La troisième limite tient à la financiarisation endogame du secteur. Une part croissante des flux financiers de ces quelques entreprises sert aux rachats d’actions, aux acquisitions croisées et à l’entretien d’un écosystème fermé, plutôt qu’à la R&D ou aux CAPEX. Ceci a pour effet de gonfler mécaniquement les valorisations sans augmenter pour autant ni la capacité de production, ni les rendements. A titre d’exemple, NVIDIA rachète depuis plusieurs années des start-ups et PME pour contrôler toute la chaîne de l’IA et des data centers. Parmi les acquisitions clés figurent Run AI, achetée en 2024 pour 700 millions de dollars, spécialisée dans l’optimisation des clusters GPU, et Mellanox Technologies, rachetée en 2019 pour 6,9 milliards $, qui fournit les interconnexions haut débit des supercalculateurs. Si cette intégration verticale donne à NVIDIA une position dominante, elle rend également son modèle plus fragile. Si sa valorisation venait à chuter ou si la confiance des investisseurs se retournait, une partie importante de l’écosystème IA serait touchée en cascade. 

La quatrième limite tient à la géographie même de la production des puces. Une grande partie des semi-conducteurs conçus par NVIDIA — en particulier les GPU avancés utilisés dans l’IA — est fabriquée par TSMC à Taïwan. Dans un contexte de rivalité croissante entre les États-Unis et la Chine, ce point de fragilité devient central : le talon d’Achille de la bulle IA américaine est Taïwan, et le talon d’Achille de la stratégie américaine dans le Pacifique pourrait être, en retour, la bulle IA elle-même. Un hypothétique blocus maritime imposé par Pékin, une attaque ciblant les installations de TSMC, ou même une simple perturbation prolongée des chaînes d’approvisionnement suffiraient à interrompre la production des puces les plus avancées. Dans un tel scénario, les investisseurs pourraient se retirer massivement du secteur, anticipant un effondrement temporaire de la capacité américaine à produire ou à importer les semi-conducteurs qui alimentent la croissance de l’IA, provoquant un bear market brutal sur les valeurs IA.

▶ _Données_:
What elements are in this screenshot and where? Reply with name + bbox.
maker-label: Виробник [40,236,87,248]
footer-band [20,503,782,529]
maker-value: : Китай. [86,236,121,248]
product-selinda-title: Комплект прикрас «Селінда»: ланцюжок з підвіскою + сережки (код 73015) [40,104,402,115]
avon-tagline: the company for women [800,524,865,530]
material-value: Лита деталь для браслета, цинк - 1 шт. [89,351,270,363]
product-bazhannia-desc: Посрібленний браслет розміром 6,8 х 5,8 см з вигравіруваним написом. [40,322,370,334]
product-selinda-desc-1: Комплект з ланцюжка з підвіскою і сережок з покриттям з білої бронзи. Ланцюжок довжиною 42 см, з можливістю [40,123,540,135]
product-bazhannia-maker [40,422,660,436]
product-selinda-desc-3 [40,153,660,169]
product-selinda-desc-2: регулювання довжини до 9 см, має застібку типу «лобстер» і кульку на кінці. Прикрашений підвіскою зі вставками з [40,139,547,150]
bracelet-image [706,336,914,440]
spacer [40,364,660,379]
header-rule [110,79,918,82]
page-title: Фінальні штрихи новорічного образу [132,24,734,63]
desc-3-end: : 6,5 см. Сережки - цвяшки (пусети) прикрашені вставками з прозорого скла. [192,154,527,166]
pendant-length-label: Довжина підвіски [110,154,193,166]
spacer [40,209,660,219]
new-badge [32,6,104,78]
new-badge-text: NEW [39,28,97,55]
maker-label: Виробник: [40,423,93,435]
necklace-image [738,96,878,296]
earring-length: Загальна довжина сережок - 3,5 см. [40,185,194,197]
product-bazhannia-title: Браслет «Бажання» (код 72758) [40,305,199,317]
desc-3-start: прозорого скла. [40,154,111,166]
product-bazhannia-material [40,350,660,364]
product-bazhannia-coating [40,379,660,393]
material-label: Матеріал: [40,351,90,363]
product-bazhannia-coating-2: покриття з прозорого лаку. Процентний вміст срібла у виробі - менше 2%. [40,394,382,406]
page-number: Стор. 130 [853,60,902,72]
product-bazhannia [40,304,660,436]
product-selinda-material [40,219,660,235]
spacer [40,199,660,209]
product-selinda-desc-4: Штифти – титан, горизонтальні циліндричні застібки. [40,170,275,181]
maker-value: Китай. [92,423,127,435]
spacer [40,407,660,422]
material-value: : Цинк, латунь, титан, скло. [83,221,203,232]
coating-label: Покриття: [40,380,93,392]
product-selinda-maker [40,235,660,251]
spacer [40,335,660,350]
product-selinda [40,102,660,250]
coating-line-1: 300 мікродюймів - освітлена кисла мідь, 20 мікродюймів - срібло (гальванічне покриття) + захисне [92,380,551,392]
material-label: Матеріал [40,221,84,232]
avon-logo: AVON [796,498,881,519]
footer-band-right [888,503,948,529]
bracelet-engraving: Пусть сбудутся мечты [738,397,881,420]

▶ _Travail demandé_:
[1] Relevez, s'il vous plaît, les trois événements qui, selon l'extrait sur la bulle de l'IA, suffiraient à interrompre la production des puces les plus avancées.
[2] Poursuivez l'extrait sur la bulle de l'IA à partir de sa dernière phrase.

▶ _Réponses dans l'ordre_:
[1]
- un hypothétique blocus maritime imposé par Pékin
- une attaque ciblant les installations de TSMC
- une simple perturbation prolongée des chaînes d'approvisionnement

[2]
Cette vulnérabilité technologique pourrait même éclairer, en partie, l’évolution récente de la politique étrangère américaine. Le glissement d’un soutien indéfectible de l’administration Biden à l’Ukraine, fondé sur la défense du droit international, vers une approche plus transactionnelle de l’administration Trump, axée sur une recherche accélérée d’accords, suggère une volonté de réduire les fronts actifs à l’heure où plusieurs analyses anticipent un regain de tension autour de Taïwan à l’horizon 2027. Dans ce contexte, la diplomatie américaine semble avoir recours à des canaux parallèles et plus rapides — émissaires privés, négociations confidentielles — incarnés par des intermédiaires comme Steve Witkoff du côté américain ou Kirill Dmitriev du côté russe, dont les initiatives de résolution du conflit ont fuité dans la presse. L’objectif implicite serait double : stabiliser le front européen et éviter qu’un conflit prolongé ne handicape la capacité américaine à se concentrer sur l’Indo-Pacifique, où se joue directement la sécurité de sa filière technologique la plus stratégique.